TASK SET →
(1) In the text on testing in Rust, shorten the paragraph that begins "This comes for free in Rust" while keeping its main facts.
(2) From the text on testing in Rust, output the part that opens with the words containing "Testing your public interface means" and closes with "your users do.".
───── TEXT FOR ANALYSIS ─────
How do we feel about this test? Does it make sense that the width can be 0? Is the order of the arguments in my function confusing? What does the order of my function arguments say about the memory layout of my 2d data?

Writing this arguably dumb test leads to asking valuable questions about how we could change the interface of this function and its contract with the user.

What is going on behind the scenes here is magic, which I can tell you about, but the critical thing here is that it is built in. Another wonderful thing is tests don’t have to be written in some DSL. That is possible only because the language is both remarkably expressive and open source contributors to the language recognized that testing should be first class and built these tools.

§ Testing as a User

I came from the world of C++, and every little thing you “should do” when it came to testing often went into the “nice to have” bucket. The nice-to-have bucket rarely gets funding unless you are fortunate. You just don’t have time. Don’t get me wrong, some teams have time, but most don’t.

I believe all teams should have nice things, and one thing I’m a huge proponent of is testing your public interface. Unless you came from a rather mature C++ team, you might not even know what I mean by that.

Testing your public interface means writing code that tests using your code in the exact way your users can use your code from outside your package.

This comes for free in Rust. Write rust files in a tests directory, and cargo picks them up and builds each as if they are separate crates that depend on your crate. From these, you use your library precisely as your users do.
───── DATA PROVIDED ─────
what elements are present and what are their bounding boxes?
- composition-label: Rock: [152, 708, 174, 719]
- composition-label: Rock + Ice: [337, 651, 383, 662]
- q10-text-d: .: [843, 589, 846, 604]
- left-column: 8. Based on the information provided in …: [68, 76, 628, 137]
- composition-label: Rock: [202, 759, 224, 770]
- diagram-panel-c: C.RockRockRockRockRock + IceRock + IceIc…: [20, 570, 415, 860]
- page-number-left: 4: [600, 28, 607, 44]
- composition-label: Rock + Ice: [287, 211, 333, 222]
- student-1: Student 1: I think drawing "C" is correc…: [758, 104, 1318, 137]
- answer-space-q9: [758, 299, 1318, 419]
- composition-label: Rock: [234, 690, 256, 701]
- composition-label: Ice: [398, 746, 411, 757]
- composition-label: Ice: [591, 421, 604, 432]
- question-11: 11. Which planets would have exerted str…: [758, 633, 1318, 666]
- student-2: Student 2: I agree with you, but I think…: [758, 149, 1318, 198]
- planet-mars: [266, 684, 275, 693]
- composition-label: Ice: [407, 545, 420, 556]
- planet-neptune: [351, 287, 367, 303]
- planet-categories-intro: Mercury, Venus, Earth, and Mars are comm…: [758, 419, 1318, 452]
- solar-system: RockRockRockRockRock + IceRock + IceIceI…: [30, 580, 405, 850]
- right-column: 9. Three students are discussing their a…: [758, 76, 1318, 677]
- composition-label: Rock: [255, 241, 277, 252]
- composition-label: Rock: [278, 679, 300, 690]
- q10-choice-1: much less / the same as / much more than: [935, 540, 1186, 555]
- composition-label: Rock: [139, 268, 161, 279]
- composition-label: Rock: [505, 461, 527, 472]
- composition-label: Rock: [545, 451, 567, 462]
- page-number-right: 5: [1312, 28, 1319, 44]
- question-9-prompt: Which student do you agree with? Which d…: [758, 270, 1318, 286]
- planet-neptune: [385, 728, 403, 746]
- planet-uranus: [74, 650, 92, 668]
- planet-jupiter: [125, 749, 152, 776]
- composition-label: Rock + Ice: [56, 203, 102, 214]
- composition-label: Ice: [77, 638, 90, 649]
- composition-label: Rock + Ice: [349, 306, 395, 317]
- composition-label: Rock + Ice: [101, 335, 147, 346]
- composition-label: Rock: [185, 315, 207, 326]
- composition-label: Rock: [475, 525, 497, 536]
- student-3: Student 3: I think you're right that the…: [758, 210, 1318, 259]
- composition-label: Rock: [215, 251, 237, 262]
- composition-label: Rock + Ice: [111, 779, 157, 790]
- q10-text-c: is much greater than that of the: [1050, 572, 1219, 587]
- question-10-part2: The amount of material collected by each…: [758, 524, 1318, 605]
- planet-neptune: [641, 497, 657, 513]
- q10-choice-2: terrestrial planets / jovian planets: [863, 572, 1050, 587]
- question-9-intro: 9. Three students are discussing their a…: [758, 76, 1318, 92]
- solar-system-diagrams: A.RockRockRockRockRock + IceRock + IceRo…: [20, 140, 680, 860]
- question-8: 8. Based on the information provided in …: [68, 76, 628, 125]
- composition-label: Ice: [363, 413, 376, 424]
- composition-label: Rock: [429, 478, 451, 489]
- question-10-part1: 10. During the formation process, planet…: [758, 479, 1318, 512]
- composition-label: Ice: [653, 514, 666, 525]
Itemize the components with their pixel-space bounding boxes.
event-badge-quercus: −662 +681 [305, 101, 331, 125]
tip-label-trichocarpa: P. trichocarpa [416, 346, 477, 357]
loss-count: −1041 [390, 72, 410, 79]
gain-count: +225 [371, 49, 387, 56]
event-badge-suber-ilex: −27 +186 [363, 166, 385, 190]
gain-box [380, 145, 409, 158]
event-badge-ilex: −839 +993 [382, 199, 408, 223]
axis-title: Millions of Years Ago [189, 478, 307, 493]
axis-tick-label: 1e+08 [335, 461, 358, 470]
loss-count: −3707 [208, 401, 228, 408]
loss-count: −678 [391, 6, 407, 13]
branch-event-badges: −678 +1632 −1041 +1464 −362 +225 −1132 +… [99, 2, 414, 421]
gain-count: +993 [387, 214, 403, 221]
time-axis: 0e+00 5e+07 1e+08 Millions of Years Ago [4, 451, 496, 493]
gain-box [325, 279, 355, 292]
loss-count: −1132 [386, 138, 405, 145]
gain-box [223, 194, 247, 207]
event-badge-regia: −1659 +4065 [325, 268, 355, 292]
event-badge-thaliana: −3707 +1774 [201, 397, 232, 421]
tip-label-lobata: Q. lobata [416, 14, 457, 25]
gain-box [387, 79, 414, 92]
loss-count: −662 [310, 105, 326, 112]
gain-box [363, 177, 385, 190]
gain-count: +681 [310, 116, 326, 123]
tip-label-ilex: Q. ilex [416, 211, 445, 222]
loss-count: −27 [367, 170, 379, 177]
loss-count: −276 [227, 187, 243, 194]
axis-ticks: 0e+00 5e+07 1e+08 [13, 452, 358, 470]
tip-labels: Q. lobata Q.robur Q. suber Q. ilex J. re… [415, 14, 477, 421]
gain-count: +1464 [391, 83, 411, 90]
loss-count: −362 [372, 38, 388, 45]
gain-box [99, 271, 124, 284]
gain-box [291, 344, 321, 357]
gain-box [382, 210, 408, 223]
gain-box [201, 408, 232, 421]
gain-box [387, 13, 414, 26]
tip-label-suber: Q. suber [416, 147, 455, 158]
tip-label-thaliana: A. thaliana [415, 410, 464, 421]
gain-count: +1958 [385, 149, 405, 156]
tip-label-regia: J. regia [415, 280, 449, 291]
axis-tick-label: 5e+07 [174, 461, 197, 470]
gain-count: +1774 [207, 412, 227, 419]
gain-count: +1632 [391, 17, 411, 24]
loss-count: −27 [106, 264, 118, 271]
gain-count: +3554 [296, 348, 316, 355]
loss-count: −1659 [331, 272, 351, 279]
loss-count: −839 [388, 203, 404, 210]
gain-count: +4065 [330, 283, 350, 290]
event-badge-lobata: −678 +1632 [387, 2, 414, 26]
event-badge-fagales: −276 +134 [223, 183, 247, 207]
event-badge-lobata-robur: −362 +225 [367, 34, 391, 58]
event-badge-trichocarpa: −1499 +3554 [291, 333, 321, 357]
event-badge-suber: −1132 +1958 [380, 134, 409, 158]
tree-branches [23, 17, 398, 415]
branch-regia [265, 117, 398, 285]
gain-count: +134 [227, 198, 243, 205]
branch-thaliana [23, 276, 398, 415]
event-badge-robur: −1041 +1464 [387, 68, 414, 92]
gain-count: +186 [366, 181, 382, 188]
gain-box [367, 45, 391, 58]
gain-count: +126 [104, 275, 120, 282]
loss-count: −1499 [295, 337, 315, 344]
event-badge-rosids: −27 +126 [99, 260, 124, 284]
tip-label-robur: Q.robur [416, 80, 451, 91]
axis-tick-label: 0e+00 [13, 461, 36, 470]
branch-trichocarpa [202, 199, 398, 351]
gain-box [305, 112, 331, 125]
─────
OUTPUTS BY TASK →
(1) Rust gives this at no cost. Cargo builds each Rust file in a tests directory as a separate crate that depends on yours, so you use your library exactly as your users do.

(2)
Testing your public interface means writing code that tests using your code in the exact way your users can use your code from outside your package.

This comes for free in Rust. Write rust files in a tests directory, and cargo picks them up and builds each as if they are separate crates that depend on your crate. From these, you use your library precisely as your users do.